**Brief**
Transcribe, word for word, the line containing "What text is on this page?" and each line following it through the end of the listing below. Omit all other lines.

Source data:
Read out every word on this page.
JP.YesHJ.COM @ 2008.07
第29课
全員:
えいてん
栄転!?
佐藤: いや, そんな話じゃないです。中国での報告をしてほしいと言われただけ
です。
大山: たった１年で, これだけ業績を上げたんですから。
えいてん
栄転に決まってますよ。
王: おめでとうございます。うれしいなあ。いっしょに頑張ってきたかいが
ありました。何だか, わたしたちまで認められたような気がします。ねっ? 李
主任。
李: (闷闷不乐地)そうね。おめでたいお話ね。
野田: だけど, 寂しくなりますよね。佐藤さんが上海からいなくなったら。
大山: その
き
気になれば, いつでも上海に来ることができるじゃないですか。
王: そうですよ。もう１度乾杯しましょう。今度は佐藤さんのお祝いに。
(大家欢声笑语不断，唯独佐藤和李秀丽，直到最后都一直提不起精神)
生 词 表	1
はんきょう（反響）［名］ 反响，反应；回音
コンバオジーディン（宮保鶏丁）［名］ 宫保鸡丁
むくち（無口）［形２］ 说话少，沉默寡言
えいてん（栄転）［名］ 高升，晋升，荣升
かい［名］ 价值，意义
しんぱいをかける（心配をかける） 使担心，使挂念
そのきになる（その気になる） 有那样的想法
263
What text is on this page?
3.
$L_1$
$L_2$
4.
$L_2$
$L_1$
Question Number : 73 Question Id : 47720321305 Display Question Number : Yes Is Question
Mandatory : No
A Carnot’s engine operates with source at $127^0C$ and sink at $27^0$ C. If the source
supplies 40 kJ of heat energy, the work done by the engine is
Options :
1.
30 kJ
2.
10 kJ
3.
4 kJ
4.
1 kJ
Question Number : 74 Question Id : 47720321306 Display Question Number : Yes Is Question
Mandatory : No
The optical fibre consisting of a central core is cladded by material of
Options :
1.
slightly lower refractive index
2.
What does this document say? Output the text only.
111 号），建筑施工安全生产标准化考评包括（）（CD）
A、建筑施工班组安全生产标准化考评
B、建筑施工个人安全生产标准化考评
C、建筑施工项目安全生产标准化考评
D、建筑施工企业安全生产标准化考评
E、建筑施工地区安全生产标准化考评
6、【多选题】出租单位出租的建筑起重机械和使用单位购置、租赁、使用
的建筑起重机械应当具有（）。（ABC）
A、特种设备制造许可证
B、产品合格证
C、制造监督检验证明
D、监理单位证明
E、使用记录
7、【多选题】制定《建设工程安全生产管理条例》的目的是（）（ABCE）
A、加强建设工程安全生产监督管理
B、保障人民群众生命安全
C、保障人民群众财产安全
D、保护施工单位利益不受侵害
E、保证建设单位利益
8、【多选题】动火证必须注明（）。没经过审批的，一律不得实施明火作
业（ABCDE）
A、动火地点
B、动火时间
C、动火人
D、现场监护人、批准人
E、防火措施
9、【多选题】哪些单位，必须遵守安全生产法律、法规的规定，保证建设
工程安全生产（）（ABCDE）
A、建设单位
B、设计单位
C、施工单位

**Final answer**
What text is on this page?
3.
$L_1$
$L_2$
4.
$L_2$
$L_1$
Question Number : 73 Question Id : 47720321305 Display Question Number : Yes Is Question
Mandatory : No
A Carnot’s engine operates with source at $127^0C$ and sink at $27^0$ C. If the source
supplies 40 kJ of heat energy, the work done by the engine is
Options :
1.
30 kJ
2.
10 kJ
3.
4 kJ
4.
1 kJ
Question Number : 74 Question Id : 47720321306 Display Question Number : Yes Is Question
Mandatory : No
The optical fibre consisting of a central core is cladded by material of
Options :
1.
slightly lower refractive index
2.
What does this document say? Output the text only.
111 号），建筑施工安全生产标准化考评包括（）（CD）
A、建筑施工班组安全生产标准化考评
B、建筑施工个人安全生产标准化考评
C、建筑施工项目安全生产标准化考评
D、建筑施工企业安全生产标准化考评
E、建筑施工地区安全生产标准化考评
6、【多选题】出租单位出租的建筑起重机械和使用单位购置、租赁、使用
的建筑起重机械应当具有（）。（ABC）
A、特种设备制造许可证
B、产品合格证
C、制造监督检验证明
D、监理单位证明
E、使用记录
7、【多选题】制定《建设工程安全生产管理条例》的目的是（）（ABCE）
A、加强建设工程安全生产监督管理
B、保障人民群众生命安全
C、保障人民群众财产安全
D、保护施工单位利益不受侵害
E、保证建设单位利益
8、【多选题】动火证必须注明（）。没经过审批的，一律不得实施明火作
业（ABCDE）
A、动火地点
B、动火时间
C、动火人
D、现场监护人、批准人
E、防火措施
9、【多选题】哪些单位，必须遵守安全生产法律、法规的规定，保证建设
工程安全生产（）（ABCDE）
A、建设单位
B、设计单位
C、施工单位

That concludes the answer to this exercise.